**WAT WORDT GEVRAAGD**
Haal uit alle records de regels en neem ze ongewijzigd over.

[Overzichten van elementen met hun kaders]
▼▼▼

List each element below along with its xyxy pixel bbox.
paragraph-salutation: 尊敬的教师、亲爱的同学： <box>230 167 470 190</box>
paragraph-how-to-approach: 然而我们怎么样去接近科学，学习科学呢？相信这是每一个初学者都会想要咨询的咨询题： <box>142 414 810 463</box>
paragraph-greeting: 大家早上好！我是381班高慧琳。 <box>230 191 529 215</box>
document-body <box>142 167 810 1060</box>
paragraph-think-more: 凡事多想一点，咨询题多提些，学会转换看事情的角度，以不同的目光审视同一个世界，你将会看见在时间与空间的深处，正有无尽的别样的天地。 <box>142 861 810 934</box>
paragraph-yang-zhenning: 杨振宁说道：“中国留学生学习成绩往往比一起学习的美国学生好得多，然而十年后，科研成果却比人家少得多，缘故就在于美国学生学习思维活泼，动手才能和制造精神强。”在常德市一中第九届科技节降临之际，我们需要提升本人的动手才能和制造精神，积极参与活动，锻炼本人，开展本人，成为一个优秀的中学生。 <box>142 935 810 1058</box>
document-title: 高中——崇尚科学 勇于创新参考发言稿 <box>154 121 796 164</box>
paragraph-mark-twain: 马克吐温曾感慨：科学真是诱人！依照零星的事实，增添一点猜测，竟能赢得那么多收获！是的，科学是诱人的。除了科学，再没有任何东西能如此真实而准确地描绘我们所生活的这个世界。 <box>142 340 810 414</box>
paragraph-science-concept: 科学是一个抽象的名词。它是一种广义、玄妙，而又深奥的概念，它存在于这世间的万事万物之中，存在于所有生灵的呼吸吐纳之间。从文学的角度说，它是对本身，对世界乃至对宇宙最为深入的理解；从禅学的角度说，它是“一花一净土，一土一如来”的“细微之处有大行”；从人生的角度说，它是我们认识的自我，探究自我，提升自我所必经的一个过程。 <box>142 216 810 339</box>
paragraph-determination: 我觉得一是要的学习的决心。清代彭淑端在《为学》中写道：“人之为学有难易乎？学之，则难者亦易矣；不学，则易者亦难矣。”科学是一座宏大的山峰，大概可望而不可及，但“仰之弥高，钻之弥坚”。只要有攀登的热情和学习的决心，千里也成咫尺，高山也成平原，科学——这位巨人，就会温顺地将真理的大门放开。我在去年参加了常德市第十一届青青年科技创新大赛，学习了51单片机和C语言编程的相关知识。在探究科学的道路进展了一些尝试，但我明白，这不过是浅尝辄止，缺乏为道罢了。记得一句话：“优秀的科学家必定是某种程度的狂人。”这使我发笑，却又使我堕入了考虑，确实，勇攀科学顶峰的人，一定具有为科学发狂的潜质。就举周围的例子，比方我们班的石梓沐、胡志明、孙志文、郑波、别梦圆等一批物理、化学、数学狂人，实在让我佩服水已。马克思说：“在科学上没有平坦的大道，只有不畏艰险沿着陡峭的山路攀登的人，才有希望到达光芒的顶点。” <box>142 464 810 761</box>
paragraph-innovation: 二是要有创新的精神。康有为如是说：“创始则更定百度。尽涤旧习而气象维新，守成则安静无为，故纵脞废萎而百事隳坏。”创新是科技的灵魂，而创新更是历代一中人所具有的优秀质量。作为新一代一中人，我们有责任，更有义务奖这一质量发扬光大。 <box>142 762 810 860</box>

▲▲▲

**UITWERKING**
List each element below along with its xyxy pixel bbox.
paragraph-salutation: 尊敬的教师、亲爱的同学： <box>230 167 470 190</box>
paragraph-how-to-approach: 然而我们怎么样去接近科学，学习科学呢？相信这是每一个初学者都会想要咨询的咨询题： <box>142 414 810 463</box>
paragraph-greeting: 大家早上好！我是381班高慧琳。 <box>230 191 529 215</box>
document-body <box>142 167 810 1060</box>
paragraph-think-more: 凡事多想一点，咨询题多提些，学会转换看事情的角度，以不同的目光审视同一个世界，你将会看见在时间与空间的深处，正有无尽的别样的天地。 <box>142 861 810 934</box>
paragraph-yang-zhenning: 杨振宁说道：“中国留学生学习成绩往往比一起学习的美国学生好得多，然而十年后，科研成果却比人家少得多，缘故就在于美国学生学习思维活泼，动手才能和制造精神强。”在常德市一中第九届科技节降临之际，我们需要提升本人的动手才能和制造精神，积极参与活动，锻炼本人，开展本人，成为一个优秀的中学生。 <box>142 935 810 1058</box>
document-title: 高中——崇尚科学 勇于创新参考发言稿 <box>154 121 796 164</box>
paragraph-mark-twain: 马克吐温曾感慨：科学真是诱人！依照零星的事实，增添一点猜测，竟能赢得那么多收获！是的，科学是诱人的。除了科学，再没有任何东西能如此真实而准确地描绘我们所生活的这个世界。 <box>142 340 810 414</box>
paragraph-science-concept: 科学是一个抽象的名词。它是一种广义、玄妙，而又深奥的概念，它存在于这世间的万事万物之中，存在于所有生灵的呼吸吐纳之间。从文学的角度说，它是对本身，对世界乃至对宇宙最为深入的理解；从禅学的角度说，它是“一花一净土，一土一如来”的“细微之处有大行”；从人生的角度说，它是我们认识的自我，探究自我，提升自我所必经的一个过程。 <box>142 216 810 339</box>
paragraph-determination: 我觉得一是要的学习的决心。清代彭淑端在《为学》中写道：“人之为学有难易乎？学之，则难者亦易矣；不学，则易者亦难矣。”科学是一座宏大的山峰，大概可望而不可及，但“仰之弥高，钻之弥坚”。只要有攀登的热情和学习的决心，千里也成咫尺，高山也成平原，科学——这位巨人，就会温顺地将真理的大门放开。我在去年参加了常德市第十一届青青年科技创新大赛，学习了51单片机和C语言编程的相关知识。在探究科学的道路进展了一些尝试，但我明白，这不过是浅尝辄止，缺乏为道罢了。记得一句话：“优秀的科学家必定是某种程度的狂人。”这使我发笑，却又使我堕入了考虑，确实，勇攀科学顶峰的人，一定具有为科学发狂的潜质。就举周围的例子，比方我们班的石梓沐、胡志明、孙志文、郑波、别梦圆等一批物理、化学、数学狂人，实在让我佩服水已。马克思说：“在科学上没有平坦的大道，只有不畏艰险沿着陡峭的山路攀登的人，才有希望到达光芒的顶点。” <box>142 464 810 761</box>
paragraph-innovation: 二是要有创新的精神。康有为如是说：“创始则更定百度。尽涤旧习而气象维新，守成则安静无为，故纵脞废萎而百事隳坏。”创新是科技的灵魂，而创新更是历代一中人所具有的优秀质量。作为新一代一中人，我们有责任，更有义务奖这一质量发扬光大。 <box>142 762 810 860</box>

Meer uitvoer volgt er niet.